Exercise = Please output every line of the material as it stands, without the pictures.

Collected data
--

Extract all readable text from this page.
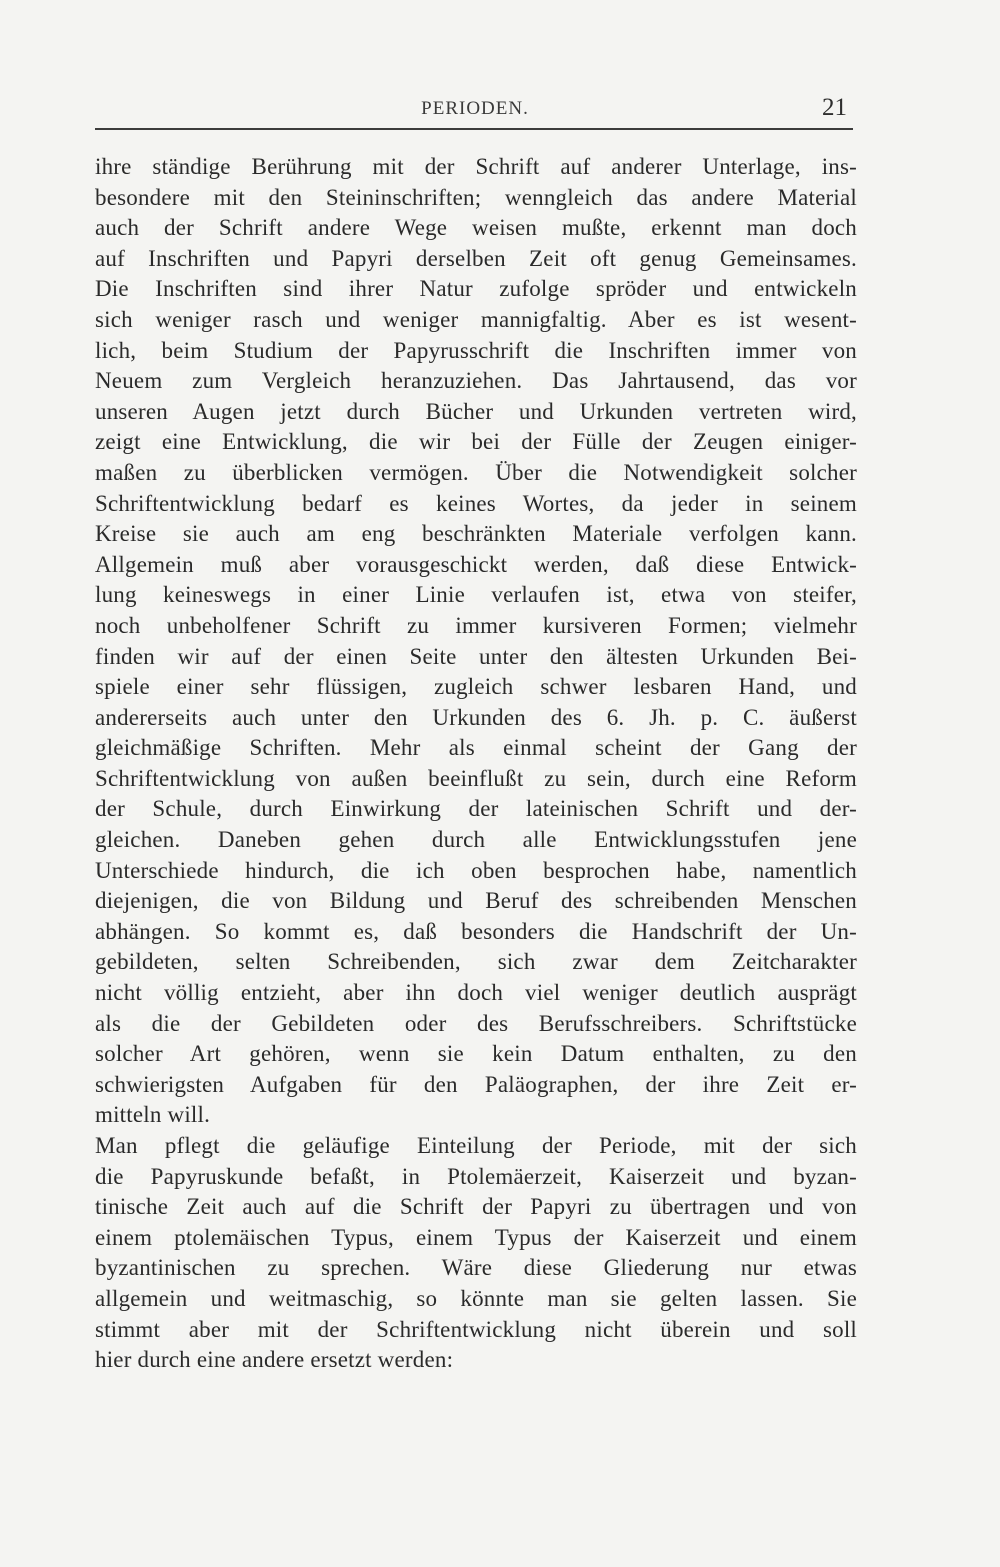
PERIODEN.	21
ihre ständige Berührung mit der Schrift auf anderer Unterlage, ins-
besondere mit den Steininschriften; wenngleich das andere Material
auch der Schrift andere Wege weisen mußte, erkennt man doch
auf Inschriften und Papyri derselben Zeit oft genug Gemeinsames.
Die Inschriften sind ihrer Natur zufolge spröder und entwickeln
sich weniger rasch und weniger mannigfaltig. Aber es ist wesent-
lich, beim Studium der Papyrusschrift die Inschriften immer von
Neuem zum Vergleich heranzuziehen. Das Jahrtausend, das vor
unseren Augen jetzt durch Bücher und Urkunden vertreten wird,
zeigt eine Entwicklung, die wir bei der Fülle der Zeugen einiger-
maßen zu überblicken vermögen. Über die Notwendigkeit solcher
Schriftentwicklung bedarf es keines Wortes, da jeder in seinem
Kreise sie auch am eng beschränkten Materiale verfolgen kann.
Allgemein muß aber vorausgeschickt werden, daß diese Entwick-
lung keineswegs in einer Linie verlaufen ist, etwa von steifer,
noch unbeholfener Schrift zu immer kursiveren Formen; vielmehr
finden wir auf der einen Seite unter den ältesten Urkunden Bei-
spiele einer sehr flüssigen, zugleich schwer lesbaren Hand, und
andererseits auch unter den Urkunden des 6. Jh. p. C. äußerst
gleichmäßige Schriften. Mehr als einmal scheint der Gang der
Schriftentwicklung von außen beeinflußt zu sein, durch eine Reform
der Schule, durch Einwirkung der lateinischen Schrift und der-
gleichen. Daneben gehen durch alle Entwicklungsstufen jene
Unterschiede hindurch, die ich oben besprochen habe, namentlich
diejenigen, die von Bildung und Beruf des schreibenden Menschen
abhängen. So kommt es, daß besonders die Handschrift der Un-
gebildeten, selten Schreibenden, sich zwar dem Zeitcharakter
nicht völlig entzieht, aber ihn doch viel weniger deutlich ausprägt
als die der Gebildeten oder des Berufsschreibers. Schriftstücke
solcher Art gehören, wenn sie kein Datum enthalten, zu den
schwierigsten Aufgaben für den Paläographen, der ihre Zeit er-
mitteln will.
Man pflegt die geläufige Einteilung der Periode, mit der sich
die Papyruskunde befaßt, in Ptolemäerzeit, Kaiserzeit und byzan-
tinische Zeit auch auf die Schrift der Papyri zu übertragen und von
einem ptolemäischen Typus, einem Typus der Kaiserzeit und einem
byzantinischen zu sprechen. Wäre diese Gliederung nur etwas
allgemein und weitmaschig, so könnte man sie gelten lassen. Sie
stimmt aber mit der Schriftentwicklung nicht überein und soll
hier durch eine andere ersetzt werden:
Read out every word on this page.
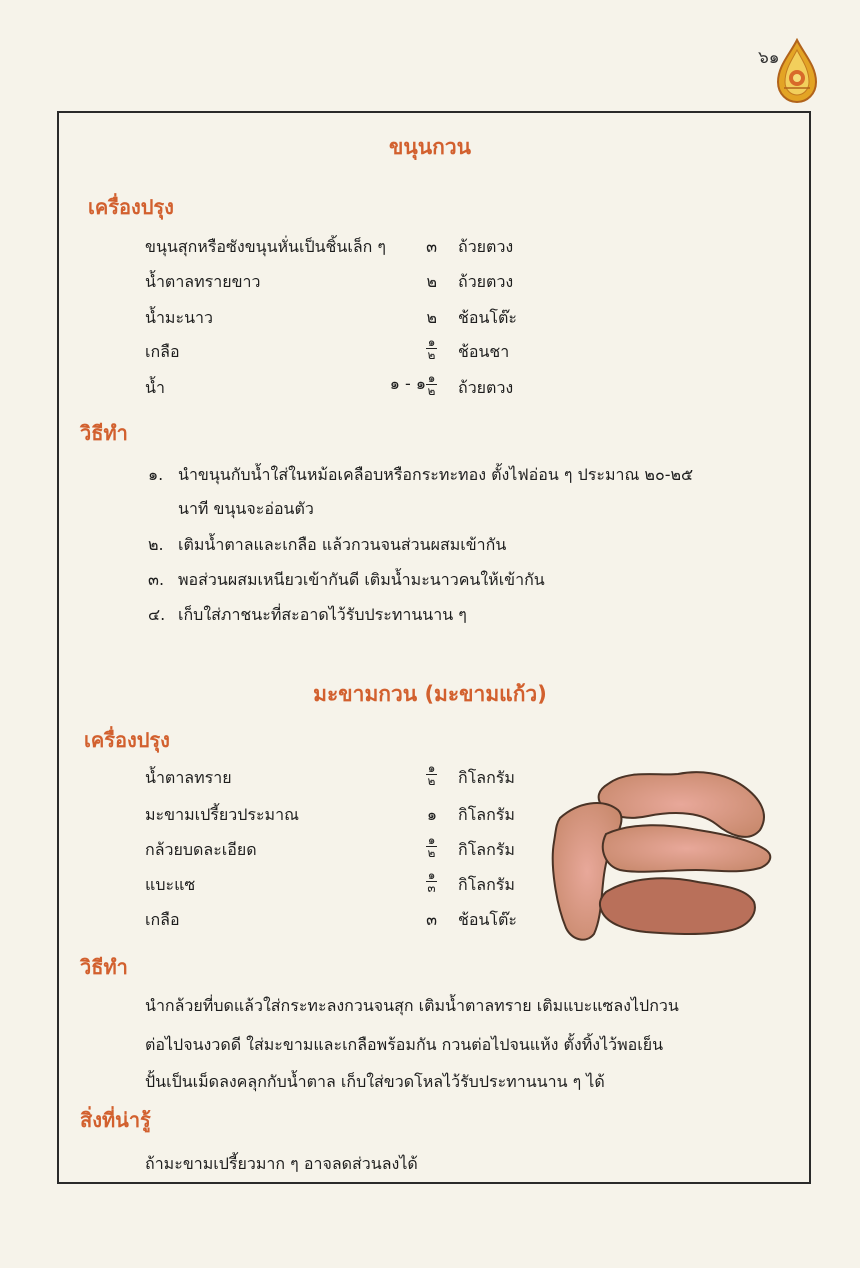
๖๑
ขนุนกวน
เครื่องปรุง
ขนุนสุกหรือซังขนุนหั่นเป็นชิ้นเล็ก ๆ	๓ ถ้วยตวง
น้ำตาลทรายขาว	๒ ถ้วยตวง
น้ำมะนาว	๒ ช้อนโต๊ะ
เกลือ	$\frac{๑}{๒}$ ช้อนชา
น้ำ	๑ - ๑ $\frac{๑}{๒}$ ถ้วยตวง
วิธีทำ
๑. นำขนุนกับน้ำใส่ในหม้อเคลือบหรือกระทะทอง ตั้งไฟอ่อน ๆ ประมาณ ๒๐-๒๕
นาที ขนุนจะอ่อนตัว
๒. เติมน้ำตาลและเกลือ แล้วกวนจนส่วนผสมเข้ากัน
๓. พอส่วนผสมเหนียวเข้ากันดี เติมน้ำมะนาวคนให้เข้ากัน
๔. เก็บใส่ภาชนะที่สะอาดไว้รับประทานนาน ๆ
มะขามกวน (มะขามแก้ว)
เครื่องปรุง
น้ำตาลทราย	$\frac{๑}{๒}$ กิโลกรัม
มะขามเปรี้ยวประมาณ	๑ กิโลกรัม
กล้วยบดละเอียด	$\frac{๑}{๒}$ กิโลกรัม
แบะแซ	$\frac{๑}{๓}$ กิโลกรัม
เกลือ	๓ ช้อนโต๊ะ
วิธีทำ
นำกล้วยที่บดแล้วใส่กระทะลงกวนจนสุก เติมน้ำตาลทราย เติมแบะแซลงไปกวน
ต่อไปจนงวดดี ใส่มะขามและเกลือพร้อมกัน กวนต่อไปจนแห้ง ตั้งทิ้งไว้พอเย็น
ปั้นเป็นเม็ดลงคลุกกับน้ำตาล เก็บใส่ขวดโหลไว้รับประทานนาน ๆ ได้
สิ่งที่น่ารู้
ถ้ามะขามเปรี้ยวมาก ๆ อาจลดส่วนลงได้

--

Exercise output =
Extract all readable text from this page.
PERIODEN.	21
ihre ständige Berührung mit der Schrift auf anderer Unterlage, ins-
besondere mit den Steininschriften; wenngleich das andere Material
auch der Schrift andere Wege weisen mußte, erkennt man doch
auf Inschriften und Papyri derselben Zeit oft genug Gemeinsames.
Die Inschriften sind ihrer Natur zufolge spröder und entwickeln
sich weniger rasch und weniger mannigfaltig. Aber es ist wesent-
lich, beim Studium der Papyrusschrift die Inschriften immer von
Neuem zum Vergleich heranzuziehen. Das Jahrtausend, das vor
unseren Augen jetzt durch Bücher und Urkunden vertreten wird,
zeigt eine Entwicklung, die wir bei der Fülle der Zeugen einiger-
maßen zu überblicken vermögen. Über die Notwendigkeit solcher
Schriftentwicklung bedarf es keines Wortes, da jeder in seinem
Kreise sie auch am eng beschränkten Materiale verfolgen kann.
Allgemein muß aber vorausgeschickt werden, daß diese Entwick-
lung keineswegs in einer Linie verlaufen ist, etwa von steifer,
noch unbeholfener Schrift zu immer kursiveren Formen; vielmehr
finden wir auf der einen Seite unter den ältesten Urkunden Bei-
spiele einer sehr flüssigen, zugleich schwer lesbaren Hand, und
andererseits auch unter den Urkunden des 6. Jh. p. C. äußerst
gleichmäßige Schriften. Mehr als einmal scheint der Gang der
Schriftentwicklung von außen beeinflußt zu sein, durch eine Reform
der Schule, durch Einwirkung der lateinischen Schrift und der-
gleichen. Daneben gehen durch alle Entwicklungsstufen jene
Unterschiede hindurch, die ich oben besprochen habe, namentlich
diejenigen, die von Bildung und Beruf des schreibenden Menschen
abhängen. So kommt es, daß besonders die Handschrift der Un-
gebildeten, selten Schreibenden, sich zwar dem Zeitcharakter
nicht völlig entzieht, aber ihn doch viel weniger deutlich ausprägt
als die der Gebildeten oder des Berufsschreibers. Schriftstücke
solcher Art gehören, wenn sie kein Datum enthalten, zu den
schwierigsten Aufgaben für den Paläographen, der ihre Zeit er-
mitteln will.
Man pflegt die geläufige Einteilung der Periode, mit der sich
die Papyruskunde befaßt, in Ptolemäerzeit, Kaiserzeit und byzan-
tinische Zeit auch auf die Schrift der Papyri zu übertragen und von
einem ptolemäischen Typus, einem Typus der Kaiserzeit und einem
byzantinischen zu sprechen. Wäre diese Gliederung nur etwas
allgemein und weitmaschig, so könnte man sie gelten lassen. Sie
stimmt aber mit der Schriftentwicklung nicht überein und soll
hier durch eine andere ersetzt werden:
Read out every word on this page.
๖๑
ขนุนกวน
เครื่องปรุง
ขนุนสุกหรือซังขนุนหั่นเป็นชิ้นเล็ก ๆ	๓ ถ้วยตวง
น้ำตาลทรายขาว	๒ ถ้วยตวง
น้ำมะนาว	๒ ช้อนโต๊ะ
เกลือ	$\frac{๑}{๒}$ ช้อนชา
น้ำ	๑ - ๑ $\frac{๑}{๒}$ ถ้วยตวง
วิธีทำ
๑. นำขนุนกับน้ำใส่ในหม้อเคลือบหรือกระทะทอง ตั้งไฟอ่อน ๆ ประมาณ ๒๐-๒๕
นาที ขนุนจะอ่อนตัว
๒. เติมน้ำตาลและเกลือ แล้วกวนจนส่วนผสมเข้ากัน
๓. พอส่วนผสมเหนียวเข้ากันดี เติมน้ำมะนาวคนให้เข้ากัน
๔. เก็บใส่ภาชนะที่สะอาดไว้รับประทานนาน ๆ
มะขามกวน (มะขามแก้ว)
เครื่องปรุง
น้ำตาลทราย	$\frac{๑}{๒}$ กิโลกรัม
มะขามเปรี้ยวประมาณ	๑ กิโลกรัม
กล้วยบดละเอียด	$\frac{๑}{๒}$ กิโลกรัม
แบะแซ	$\frac{๑}{๓}$ กิโลกรัม
เกลือ	๓ ช้อนโต๊ะ
วิธีทำ
นำกล้วยที่บดแล้วใส่กระทะลงกวนจนสุก เติมน้ำตาลทราย เติมแบะแซลงไปกวน
ต่อไปจนงวดดี ใส่มะขามและเกลือพร้อมกัน กวนต่อไปจนแห้ง ตั้งทิ้งไว้พอเย็น
ปั้นเป็นเม็ดลงคลุกกับน้ำตาล เก็บใส่ขวดโหลไว้รับประทานนาน ๆ ได้
สิ่งที่น่ารู้
ถ้ามะขามเปรี้ยวมาก ๆ อาจลดส่วนลงได้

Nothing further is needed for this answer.